### Exercise aim
Pull out all lines from the listing below in which the word "with" appears.

### Excerpted data
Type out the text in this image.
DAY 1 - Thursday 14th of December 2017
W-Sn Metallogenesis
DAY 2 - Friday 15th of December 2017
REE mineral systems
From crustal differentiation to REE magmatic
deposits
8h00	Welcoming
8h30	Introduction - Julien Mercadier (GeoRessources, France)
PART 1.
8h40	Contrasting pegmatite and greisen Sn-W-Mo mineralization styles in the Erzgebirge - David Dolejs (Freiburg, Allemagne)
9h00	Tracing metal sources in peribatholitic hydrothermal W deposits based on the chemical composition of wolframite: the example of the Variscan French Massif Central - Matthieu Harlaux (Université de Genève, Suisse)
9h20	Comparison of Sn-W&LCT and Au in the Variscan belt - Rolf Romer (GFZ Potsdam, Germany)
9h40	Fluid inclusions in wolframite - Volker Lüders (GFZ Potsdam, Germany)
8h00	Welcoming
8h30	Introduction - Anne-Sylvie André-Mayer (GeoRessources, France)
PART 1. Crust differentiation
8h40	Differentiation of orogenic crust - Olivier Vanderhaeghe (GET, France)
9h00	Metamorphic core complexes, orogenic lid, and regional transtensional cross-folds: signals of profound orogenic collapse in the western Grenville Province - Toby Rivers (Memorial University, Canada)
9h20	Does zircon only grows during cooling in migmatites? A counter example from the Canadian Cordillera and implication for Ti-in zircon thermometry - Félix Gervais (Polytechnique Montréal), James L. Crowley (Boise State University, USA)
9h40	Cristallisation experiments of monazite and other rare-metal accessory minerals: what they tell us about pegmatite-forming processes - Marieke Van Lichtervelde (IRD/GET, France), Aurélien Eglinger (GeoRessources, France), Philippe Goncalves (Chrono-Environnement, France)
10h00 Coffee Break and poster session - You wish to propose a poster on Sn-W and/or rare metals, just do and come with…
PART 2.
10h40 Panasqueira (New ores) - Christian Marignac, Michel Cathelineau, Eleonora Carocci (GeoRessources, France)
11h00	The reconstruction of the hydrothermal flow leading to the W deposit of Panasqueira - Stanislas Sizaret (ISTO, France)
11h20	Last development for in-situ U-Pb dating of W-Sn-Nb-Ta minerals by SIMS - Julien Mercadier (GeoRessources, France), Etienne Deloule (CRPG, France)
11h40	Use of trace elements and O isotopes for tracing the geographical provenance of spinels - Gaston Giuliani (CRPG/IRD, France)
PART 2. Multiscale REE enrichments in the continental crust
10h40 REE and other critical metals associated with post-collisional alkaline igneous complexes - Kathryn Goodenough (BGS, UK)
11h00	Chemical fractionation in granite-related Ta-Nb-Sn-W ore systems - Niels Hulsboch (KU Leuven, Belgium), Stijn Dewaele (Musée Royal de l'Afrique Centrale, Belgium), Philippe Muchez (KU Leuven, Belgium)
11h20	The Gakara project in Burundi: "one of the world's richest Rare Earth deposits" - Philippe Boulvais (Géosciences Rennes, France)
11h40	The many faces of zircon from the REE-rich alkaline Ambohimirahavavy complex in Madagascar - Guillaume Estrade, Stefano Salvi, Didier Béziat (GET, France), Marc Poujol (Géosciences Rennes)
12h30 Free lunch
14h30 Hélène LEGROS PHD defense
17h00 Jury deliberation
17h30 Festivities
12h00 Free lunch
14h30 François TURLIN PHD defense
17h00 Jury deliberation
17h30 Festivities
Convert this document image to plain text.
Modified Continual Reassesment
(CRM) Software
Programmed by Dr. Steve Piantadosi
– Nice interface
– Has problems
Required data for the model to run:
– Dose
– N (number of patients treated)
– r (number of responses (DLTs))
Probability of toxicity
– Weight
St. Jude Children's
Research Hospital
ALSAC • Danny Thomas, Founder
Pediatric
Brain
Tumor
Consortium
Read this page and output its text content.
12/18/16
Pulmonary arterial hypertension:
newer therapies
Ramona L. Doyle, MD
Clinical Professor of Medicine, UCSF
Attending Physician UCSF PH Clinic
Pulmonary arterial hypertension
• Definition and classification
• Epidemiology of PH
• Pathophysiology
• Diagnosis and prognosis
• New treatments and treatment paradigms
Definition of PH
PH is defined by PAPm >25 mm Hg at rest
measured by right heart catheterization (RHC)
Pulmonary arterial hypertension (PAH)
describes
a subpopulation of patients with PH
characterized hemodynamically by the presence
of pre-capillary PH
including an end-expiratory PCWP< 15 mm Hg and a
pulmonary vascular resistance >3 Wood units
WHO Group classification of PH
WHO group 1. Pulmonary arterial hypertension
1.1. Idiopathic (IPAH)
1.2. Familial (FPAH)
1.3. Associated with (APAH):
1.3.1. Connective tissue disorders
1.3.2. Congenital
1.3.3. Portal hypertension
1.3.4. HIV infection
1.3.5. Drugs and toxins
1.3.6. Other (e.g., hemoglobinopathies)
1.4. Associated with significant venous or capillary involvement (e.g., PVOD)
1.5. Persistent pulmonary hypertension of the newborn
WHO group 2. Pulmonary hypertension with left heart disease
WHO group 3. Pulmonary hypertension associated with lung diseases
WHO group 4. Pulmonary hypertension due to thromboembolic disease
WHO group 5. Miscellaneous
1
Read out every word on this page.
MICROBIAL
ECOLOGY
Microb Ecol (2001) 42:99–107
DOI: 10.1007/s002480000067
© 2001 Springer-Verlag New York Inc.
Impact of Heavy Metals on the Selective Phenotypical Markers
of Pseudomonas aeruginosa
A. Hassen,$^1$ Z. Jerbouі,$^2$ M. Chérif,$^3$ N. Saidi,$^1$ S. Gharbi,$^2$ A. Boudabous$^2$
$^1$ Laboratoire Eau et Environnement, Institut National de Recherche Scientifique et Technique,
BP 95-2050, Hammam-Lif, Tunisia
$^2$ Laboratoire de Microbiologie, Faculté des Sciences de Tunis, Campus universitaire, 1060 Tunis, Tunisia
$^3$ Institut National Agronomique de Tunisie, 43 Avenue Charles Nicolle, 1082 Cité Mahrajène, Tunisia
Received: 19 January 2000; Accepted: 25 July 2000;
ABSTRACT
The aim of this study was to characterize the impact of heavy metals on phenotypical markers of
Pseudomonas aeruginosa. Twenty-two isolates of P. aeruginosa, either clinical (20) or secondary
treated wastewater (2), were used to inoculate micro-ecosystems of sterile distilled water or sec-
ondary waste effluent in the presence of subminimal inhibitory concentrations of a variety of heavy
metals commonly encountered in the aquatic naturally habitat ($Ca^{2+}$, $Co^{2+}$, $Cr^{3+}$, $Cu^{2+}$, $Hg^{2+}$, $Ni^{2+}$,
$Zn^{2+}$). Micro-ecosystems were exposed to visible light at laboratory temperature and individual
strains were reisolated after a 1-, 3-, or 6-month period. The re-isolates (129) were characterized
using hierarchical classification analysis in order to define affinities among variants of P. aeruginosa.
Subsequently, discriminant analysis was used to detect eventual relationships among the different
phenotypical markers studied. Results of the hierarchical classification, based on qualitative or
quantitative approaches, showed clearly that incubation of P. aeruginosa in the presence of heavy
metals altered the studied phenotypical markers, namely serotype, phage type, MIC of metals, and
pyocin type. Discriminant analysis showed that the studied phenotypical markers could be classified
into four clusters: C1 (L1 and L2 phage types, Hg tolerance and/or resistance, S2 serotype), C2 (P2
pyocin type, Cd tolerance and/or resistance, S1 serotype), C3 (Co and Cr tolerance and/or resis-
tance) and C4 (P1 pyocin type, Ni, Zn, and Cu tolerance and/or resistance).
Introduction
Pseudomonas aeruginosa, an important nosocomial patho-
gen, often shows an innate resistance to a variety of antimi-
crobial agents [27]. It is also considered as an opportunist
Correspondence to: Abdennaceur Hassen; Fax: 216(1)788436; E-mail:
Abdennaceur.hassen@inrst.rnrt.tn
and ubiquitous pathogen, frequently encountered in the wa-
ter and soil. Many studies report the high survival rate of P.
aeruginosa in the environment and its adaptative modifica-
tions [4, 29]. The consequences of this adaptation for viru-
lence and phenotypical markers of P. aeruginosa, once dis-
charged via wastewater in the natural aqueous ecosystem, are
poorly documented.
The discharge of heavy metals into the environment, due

### Worked solution
10h00 Coffee Break and poster session - You wish to propose a poster on Sn-W and/or rare metals, just do and come with…
10h40 REE and other critical metals associated with post-collisional alkaline igneous complexes - Kathryn Goodenough (BGS, UK)
a subpopulation of patients with PH
1.3. Associated with (APAH):
1.4. Associated with significant venous or capillary involvement (e.g., PVOD)
WHO group 2. Pulmonary hypertension with left heart disease
WHO group 3. Pulmonary hypertension associated with lung diseases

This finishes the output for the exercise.